TASK TO CARRY OUT | Render every line of the material below as a Markdown table with two columns, Row and Line, giving each line a row number and skipping blank lines. Leave the pictures out of the table.

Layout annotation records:
* * * * * * *

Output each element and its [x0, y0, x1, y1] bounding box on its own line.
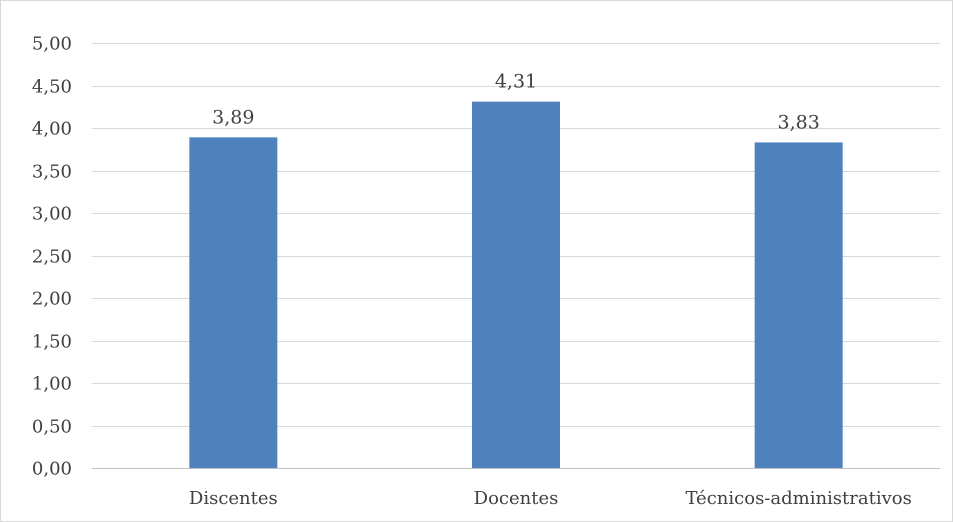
bar-discentes [189, 137, 278, 468]
y-tick-label: 4,50 [32, 77, 72, 98]
y-tick-label: 3,50 [32, 162, 72, 183]
data-label: 3,89 [212, 106, 254, 128]
x-category-label: Discentes [189, 488, 278, 509]
y-tick-label: 5,00 [32, 34, 72, 55]
y-tick-label: 0,50 [32, 417, 72, 438]
y-tick-label: 4,00 [32, 119, 72, 140]
y-tick-label: 1,50 [32, 332, 72, 353]
bars [189, 101, 843, 469]
x-category-label: Técnicos-administrativos [685, 488, 911, 509]
y-tick-label: 2,00 [32, 289, 72, 310]
y-tick-label: 0,00 [32, 459, 72, 480]
y-axis-ticks: 0,00 0,50 1,00 1,50 2,00 2,50 3,00 3,50 4,00 4,50… [32, 34, 72, 480]
data-labels: 3,89 4,31 3,83 [212, 71, 820, 134]
data-label: 3,83 [778, 111, 820, 133]
x-axis-categories: Discentes Docentes Técnicos-administrativo… [189, 488, 912, 509]
bar-docentes [472, 101, 560, 469]
y-tick-label: 2,50 [32, 247, 72, 268]
data-label: 4,31 [495, 71, 537, 93]
bar-t-cnicos-administrativos [754, 142, 843, 468]
y-tick-label: 3,00 [32, 204, 72, 225]
y-tick-label: 1,00 [32, 374, 72, 395]
x-category-label: Docentes [474, 488, 559, 509]
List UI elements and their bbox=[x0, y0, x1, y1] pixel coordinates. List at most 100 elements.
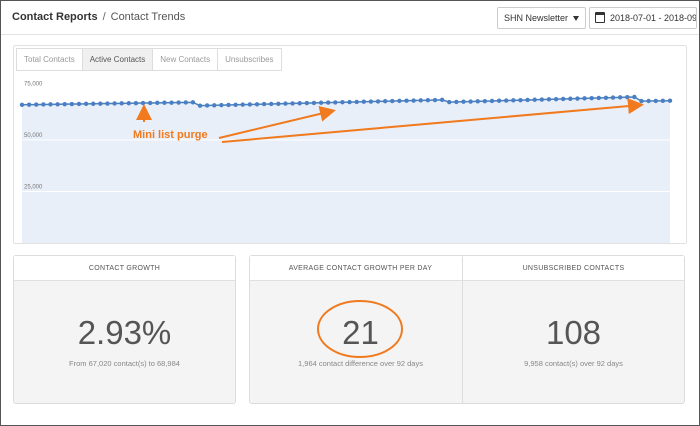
data-point bbox=[496, 98, 502, 103]
data-point bbox=[375, 99, 381, 104]
y-tick-label: 50,000 bbox=[24, 133, 43, 139]
data-point bbox=[69, 101, 75, 107]
data-point bbox=[646, 98, 651, 104]
tab-total-contacts[interactable]: Total Contacts bbox=[16, 48, 83, 71]
data-point bbox=[596, 95, 601, 101]
contact-growth-card: CONTACT GROWTH 2.93% From 67,020 contact… bbox=[13, 255, 236, 404]
unsubscribed-contacts-title: UNSUBSCRIBED CONTACTS bbox=[463, 256, 684, 281]
data-point bbox=[504, 98, 509, 103]
annotation-arrow bbox=[218, 106, 336, 139]
contact-growth-title: CONTACT GROWTH bbox=[14, 256, 235, 281]
data-point bbox=[603, 95, 609, 100]
data-point bbox=[55, 102, 60, 107]
data-point bbox=[447, 99, 452, 105]
breadcrumb: Contact Reports / Contact Trends bbox=[12, 11, 185, 23]
data-point bbox=[468, 99, 473, 104]
data-point bbox=[269, 101, 274, 107]
data-point bbox=[112, 101, 117, 106]
data-point bbox=[461, 99, 466, 104]
data-point bbox=[76, 101, 82, 107]
contact-trends-chart: 75,000 50,000 25,000 Mini list purge bbox=[19, 81, 673, 243]
data-point bbox=[311, 100, 317, 106]
data-point bbox=[318, 100, 324, 105]
header-bar: Contact Reports / Contact Trends SHN Newsl… bbox=[1, 1, 699, 35]
data-point bbox=[48, 102, 53, 107]
data-point bbox=[667, 98, 673, 103]
date-range-value: 2018-07-01 - 2018-09-30 bbox=[610, 13, 697, 23]
annotation-label: Mini list purge bbox=[133, 129, 208, 141]
average-growth-value: 21 bbox=[342, 314, 379, 351]
data-point bbox=[610, 95, 616, 100]
contact-growth-value: 2.93% bbox=[77, 314, 172, 351]
calendar-icon bbox=[595, 12, 605, 23]
data-point bbox=[582, 96, 587, 101]
breadcrumb-contact-trends: Contact Trends bbox=[110, 11, 186, 23]
data-point bbox=[183, 100, 188, 105]
data-point bbox=[525, 97, 530, 103]
data-point bbox=[439, 97, 445, 103]
data-point bbox=[347, 99, 352, 105]
data-point bbox=[119, 101, 124, 106]
data-point bbox=[83, 101, 89, 107]
data-point bbox=[297, 101, 302, 106]
data-point bbox=[155, 100, 160, 106]
chevron-down-icon bbox=[573, 16, 579, 21]
data-point bbox=[361, 99, 367, 104]
data-point bbox=[325, 100, 331, 105]
chart-area-fill bbox=[22, 96, 670, 243]
data-point bbox=[126, 101, 132, 106]
data-point bbox=[553, 96, 559, 102]
data-point bbox=[411, 98, 416, 103]
data-point bbox=[34, 102, 39, 107]
data-point bbox=[425, 98, 431, 103]
data-point bbox=[226, 102, 231, 108]
data-point bbox=[105, 101, 110, 106]
data-point bbox=[133, 100, 139, 106]
unsubscribed-contacts-card: UNSUBSCRIBED CONTACTS 108 9,958 contact(… bbox=[462, 255, 685, 404]
data-point bbox=[283, 101, 288, 106]
data-point bbox=[475, 99, 480, 104]
data-point bbox=[219, 102, 224, 108]
data-point bbox=[26, 102, 32, 107]
data-point bbox=[418, 98, 423, 103]
data-point bbox=[632, 94, 637, 100]
annotation-arrow bbox=[221, 98, 644, 143]
breadcrumb-contact-reports[interactable]: Contact Reports bbox=[12, 11, 98, 23]
newsletter-select-value: SHN Newsletter bbox=[504, 13, 569, 23]
data-point bbox=[98, 101, 103, 106]
tab-new-contacts[interactable]: New Contacts bbox=[153, 48, 219, 71]
y-tick-label: 75,000 bbox=[24, 81, 43, 87]
data-point bbox=[290, 101, 295, 106]
tab-unsubscribes[interactable]: Unsubscribes bbox=[218, 48, 282, 71]
data-point bbox=[212, 103, 217, 108]
data-point bbox=[176, 100, 181, 105]
tab-active-contacts[interactable]: Active Contacts bbox=[82, 48, 154, 71]
data-point bbox=[91, 101, 96, 106]
chart-panel: 75,000 50,000 25,000 Mini list purge Total … bbox=[13, 45, 687, 244]
data-point bbox=[382, 99, 388, 104]
data-point bbox=[304, 100, 310, 106]
date-range-picker[interactable]: 2018-07-01 - 2018-09-30 bbox=[589, 7, 697, 29]
data-point bbox=[197, 103, 203, 108]
contact-growth-subtitle: From 67,020 contact(s) to 68,984 bbox=[69, 359, 180, 368]
breadcrumb-separator: / bbox=[102, 11, 106, 23]
data-point bbox=[19, 102, 25, 107]
data-point bbox=[62, 101, 67, 107]
data-point bbox=[560, 96, 566, 102]
data-point bbox=[390, 98, 395, 104]
data-point bbox=[518, 97, 523, 103]
unsubscribed-contacts-value: 108 bbox=[545, 314, 602, 351]
average-growth-subtitle: 1,964 contact difference over 92 days bbox=[298, 359, 423, 368]
data-point bbox=[240, 102, 245, 107]
newsletter-select[interactable]: SHN Newsletter bbox=[497, 7, 586, 29]
data-point bbox=[169, 100, 174, 105]
data-point bbox=[354, 99, 359, 105]
data-point bbox=[340, 100, 345, 105]
data-point bbox=[589, 95, 594, 101]
average-growth-card: AVERAGE CONTACT GROWTH PER DAY 21 1,964 … bbox=[249, 255, 472, 404]
data-point bbox=[190, 100, 196, 105]
data-point bbox=[333, 100, 338, 105]
data-point bbox=[162, 100, 167, 105]
data-point bbox=[204, 103, 210, 108]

* * * * * * *

WRITTEN ANSWER |
| Row | Line |
|---|---|
| 1 | Output each element and its [x0, y0, x1, y1] bounding box on its own line. |
| 2 | bar-discentes [189, 137, 278, 468] |
| 3 | y-tick-label: 4,50 [32, 77, 72, 98] |
| 4 | y-tick-label: 3,50 [32, 162, 72, 183] |
| 5 | data-label: 3,89 [212, 106, 254, 128] |
| 6 | x-category-label: Discentes [189, 488, 278, 509] |
| 7 | y-tick-label: 5,00 [32, 34, 72, 55] |
| 8 | y-tick-label: 0,50 [32, 417, 72, 438] |
| 9 | y-tick-label: 4,00 [32, 119, 72, 140] |
| 10 | y-tick-label: 1,50 [32, 332, 72, 353] |
| 11 | bars [189, 101, 843, 469] |
| 12 | x-category-label: Técnicos-administrativos [685, 488, 911, 509] |
| 13 | y-tick-label: 2,00 [32, 289, 72, 310] |
| 14 | y-tick-label: 0,00 [32, 459, 72, 480] |
| 15 | y-axis-ticks: 0,00 0,50 1,00 1,50 2,00 2,50 3,00 3,50 4,00 4,50… [32, 34, 72, 480] |
| 16 | data-labels: 3,89 4,31 3,83 [212, 71, 820, 134] |
| 17 | data-label: 3,83 [778, 111, 820, 133] |
| 18 | x-axis-categories: Discentes Docentes Técnicos-administrativo… [189, 488, 912, 509] |
| 19 | bar-docentes [472, 101, 560, 469] |
| 20 | y-tick-label: 2,50 [32, 247, 72, 268] |
| 21 | data-label: 4,31 [495, 71, 537, 93] |
| 22 | bar-t-cnicos-administrativos [754, 142, 843, 468] |
| 23 | y-tick-label: 3,00 [32, 204, 72, 225] |
| 24 | y-tick-label: 1,00 [32, 374, 72, 395] |
| 25 | x-category-label: Docentes [474, 488, 559, 509] |
| 26 | List UI elements and their bbox=[x0, y0, x1, y1] pixel coordinates. List at most 100 elements. |
| 27 | data-point bbox=[496, 98, 502, 103] |
| 28 | data-point bbox=[375, 99, 381, 104] |
| 29 | y-tick-label: 50,000 bbox=[24, 133, 43, 139] |
| 30 | data-point bbox=[69, 101, 75, 107] |
| 31 | data-point bbox=[646, 98, 651, 104] |
| 32 | tab-total-contacts[interactable]: Total Contacts bbox=[16, 48, 83, 71] |
| 33 | data-point bbox=[596, 95, 601, 101] |
| 34 | contact-growth-card: CONTACT GROWTH 2.93% From 67,020 contact… bbox=[13, 255, 236, 404] |
| 35 | unsubscribed-contacts-title: UNSUBSCRIBED CONTACTS bbox=[463, 256, 684, 281] |
| 36 | data-point bbox=[504, 98, 509, 103] |
| 37 | annotation-arrow bbox=[218, 106, 336, 139] |
| 38 | contact-growth-title: CONTACT GROWTH bbox=[14, 256, 235, 281] |
| 39 | data-point bbox=[603, 95, 609, 100] |
| 40 | data-point bbox=[55, 102, 60, 107] |
| 41 | data-point bbox=[447, 99, 452, 105] |
| 42 | breadcrumb: Contact Reports / Contact Trends bbox=[12, 11, 185, 23] |
| 43 | data-point bbox=[468, 99, 473, 104] |
| 44 | data-point bbox=[269, 101, 274, 107] |
| 45 | data-point bbox=[112, 101, 117, 106] |
| 46 | data-point bbox=[461, 99, 466, 104] |
| 47 | data-point bbox=[76, 101, 82, 107] |
| 48 | contact-trends-chart: 75,000 50,000 25,000 Mini list purge bbox=[19, 81, 673, 243] |
| 49 | data-point bbox=[311, 100, 317, 106] |
| 50 | data-point bbox=[318, 100, 324, 105] |
| 51 | header-bar: Contact Reports / Contact Trends SHN Newsl… bbox=[1, 1, 699, 35] |
| 52 | data-point bbox=[48, 102, 53, 107] |
| 53 | data-point bbox=[667, 98, 673, 103] |
| 54 | date-range-value: 2018-07-01 - 2018-09-30 bbox=[610, 13, 697, 23] |
| 55 | annotation-label: Mini list purge bbox=[133, 129, 208, 141] |
| 56 | average-growth-value: 21 bbox=[342, 314, 379, 351] |
| 57 | data-point bbox=[610, 95, 616, 100] |
| 58 | contact-growth-value: 2.93% bbox=[77, 314, 172, 351] |
| 59 | calendar-icon bbox=[595, 12, 605, 23] |
| 60 | data-point bbox=[582, 96, 587, 101] |
| 61 | breadcrumb-contact-trends: Contact Trends bbox=[110, 11, 186, 23] |
| 62 | data-point bbox=[183, 100, 188, 105] |
| 63 | data-point bbox=[525, 97, 530, 103] |
| 64 | data-point bbox=[439, 97, 445, 103] |
| 65 | data-point bbox=[347, 99, 352, 105] |
| 66 | data-point bbox=[119, 101, 124, 106] |
| 67 | data-point bbox=[83, 101, 89, 107] |
| 68 | data-point bbox=[297, 101, 302, 106] |
| 69 | data-point bbox=[155, 100, 160, 106] |
| 70 | chevron-down-icon bbox=[573, 16, 579, 21] |
| 71 | data-point bbox=[361, 99, 367, 104] |
| 72 | data-point bbox=[325, 100, 331, 105] |
| 73 | chart-area-fill bbox=[22, 96, 670, 243] |
| 74 | data-point bbox=[126, 101, 132, 106] |
| 75 | data-point bbox=[553, 96, 559, 102] |
| 76 | data-point bbox=[411, 98, 416, 103] |
| 77 | data-point bbox=[34, 102, 39, 107] |
| 78 | data-point bbox=[425, 98, 431, 103] |
| 79 | data-point bbox=[226, 102, 231, 108] |
| 80 | data-point bbox=[105, 101, 110, 106] |
| 81 | data-point bbox=[133, 100, 139, 106] |
| 82 | unsubscribed-contacts-card: UNSUBSCRIBED CONTACTS 108 9,958 contact(… bbox=[462, 255, 685, 404] |
| 83 | data-point bbox=[283, 101, 288, 106] |
| 84 | data-point bbox=[475, 99, 480, 104] |
| 85 | data-point bbox=[219, 102, 224, 108] |
| 86 | data-point bbox=[26, 102, 32, 107] |
| 87 | data-point bbox=[418, 98, 423, 103] |
| 88 | data-point bbox=[632, 94, 637, 100] |
| 89 | annotation-arrow bbox=[221, 98, 644, 143] |
| 90 | breadcrumb-contact-reports[interactable]: Contact Reports bbox=[12, 11, 98, 23] |
| 91 | newsletter-select-value: SHN Newsletter bbox=[504, 13, 569, 23] |
| 92 | data-point bbox=[98, 101, 103, 106] |
| 93 | tab-new-contacts[interactable]: New Contacts bbox=[153, 48, 219, 71] |
| 94 | y-tick-label: 75,000 bbox=[24, 81, 43, 87] |
| 95 | data-point bbox=[290, 101, 295, 106] |
| 96 | tab-unsubscribes[interactable]: Unsubscribes bbox=[218, 48, 282, 71] |
| 97 | data-point bbox=[212, 103, 217, 108] |
| 98 | data-point bbox=[176, 100, 181, 105] |
| 99 | tab-active-contacts[interactable]: Active Contacts bbox=[82, 48, 154, 71] |
| 100 | data-point bbox=[91, 101, 96, 106] |
| 101 | chart-panel: 75,000 50,000 25,000 Mini list purge Total … bbox=[13, 45, 687, 244] |
| 102 | data-point bbox=[382, 99, 388, 104] |
| 103 | data-point bbox=[304, 100, 310, 106] |
| 104 | date-range-picker[interactable]: 2018-07-01 - 2018-09-30 bbox=[589, 7, 697, 29] |
| 105 | data-point bbox=[197, 103, 203, 108] |
| 106 | contact-growth-subtitle: From 67,020 contact(s) to 68,984 bbox=[69, 359, 180, 368] |
| 107 | breadcrumb-separator: / bbox=[102, 11, 106, 23] |
| 108 | data-point bbox=[19, 102, 25, 107] |
| 109 | data-point bbox=[62, 101, 67, 107] |
| 110 | data-point bbox=[560, 96, 566, 102] |
| 111 | data-point bbox=[390, 98, 395, 104] |
| 112 | data-point bbox=[518, 97, 523, 103] |
| 113 | unsubscribed-contacts-value: 108 bbox=[545, 314, 602, 351] |
| 114 | average-growth-subtitle: 1,964 contact difference over 92 days bbox=[298, 359, 423, 368] |
| 115 | data-point bbox=[240, 102, 245, 107] |
| 116 | newsletter-select[interactable]: SHN Newsletter bbox=[497, 7, 586, 29] |
| 117 | data-point bbox=[169, 100, 174, 105] |
| 118 | data-point bbox=[354, 99, 359, 105] |
| 119 | data-point bbox=[340, 100, 345, 105] |
| 120 | data-point bbox=[589, 95, 594, 101] |
| 121 | average-growth-card: AVERAGE CONTACT GROWTH PER DAY 21 1,964 … bbox=[249, 255, 472, 404] |
| 122 | data-point bbox=[190, 100, 196, 105] |
| 123 | data-point bbox=[333, 100, 338, 105] |
| 124 | data-point bbox=[162, 100, 167, 105] |
| 125 | data-point bbox=[204, 103, 210, 108] |